# What is required:
Scan the entries below. List each line with "shēng".

# Dataset extract:
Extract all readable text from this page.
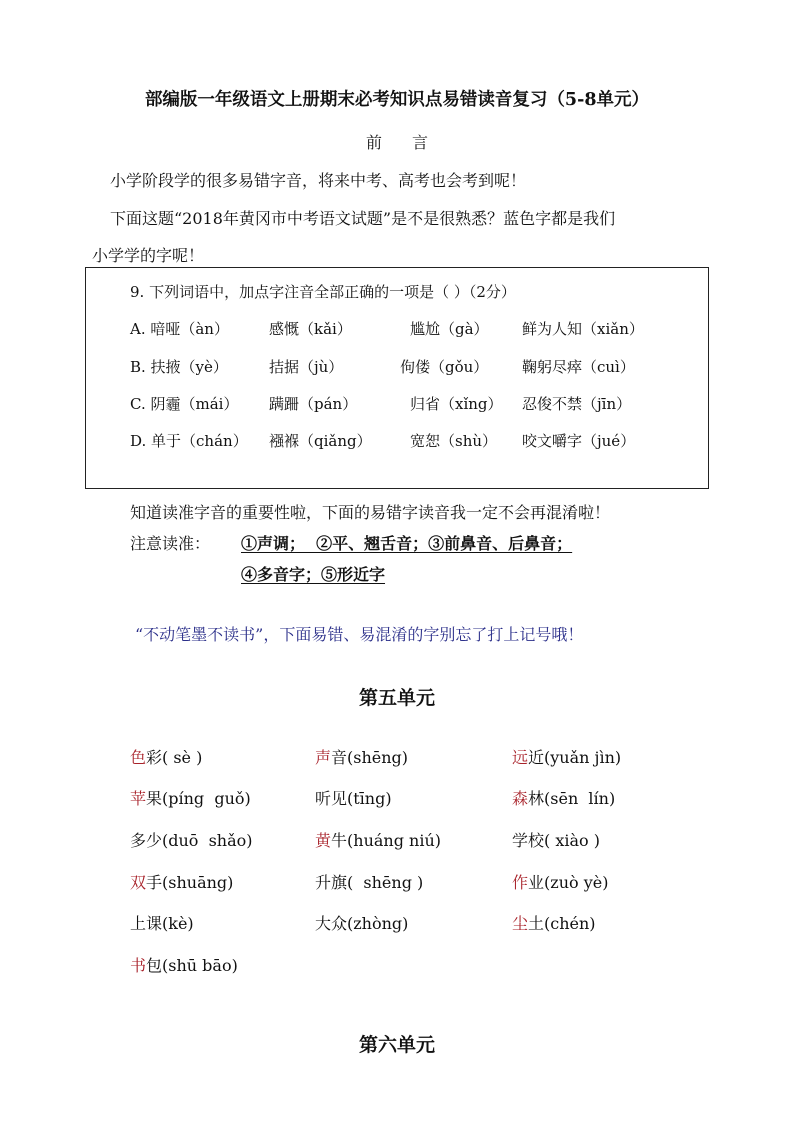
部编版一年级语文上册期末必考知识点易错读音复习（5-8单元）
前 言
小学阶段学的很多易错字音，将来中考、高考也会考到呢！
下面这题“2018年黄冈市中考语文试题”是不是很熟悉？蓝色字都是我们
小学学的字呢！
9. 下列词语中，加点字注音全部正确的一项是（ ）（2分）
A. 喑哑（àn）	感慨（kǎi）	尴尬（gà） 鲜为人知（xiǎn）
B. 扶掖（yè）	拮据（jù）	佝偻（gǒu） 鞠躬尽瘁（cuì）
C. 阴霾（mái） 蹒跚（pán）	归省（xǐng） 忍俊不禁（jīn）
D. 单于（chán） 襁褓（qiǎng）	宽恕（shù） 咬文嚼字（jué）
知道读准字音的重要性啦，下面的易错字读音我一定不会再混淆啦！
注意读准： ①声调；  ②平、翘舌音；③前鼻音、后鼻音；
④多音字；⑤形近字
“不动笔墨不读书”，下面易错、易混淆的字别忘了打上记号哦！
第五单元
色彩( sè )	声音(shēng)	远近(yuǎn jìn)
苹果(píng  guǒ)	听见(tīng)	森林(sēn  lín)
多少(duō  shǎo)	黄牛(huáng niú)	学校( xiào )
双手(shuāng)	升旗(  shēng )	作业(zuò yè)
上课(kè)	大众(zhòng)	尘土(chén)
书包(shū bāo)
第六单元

# Task result:
色彩( sè )	声音(shēng)	远近(yuǎn jìn)
双手(shuāng)	升旗(  shēng )	作业(zuò yè)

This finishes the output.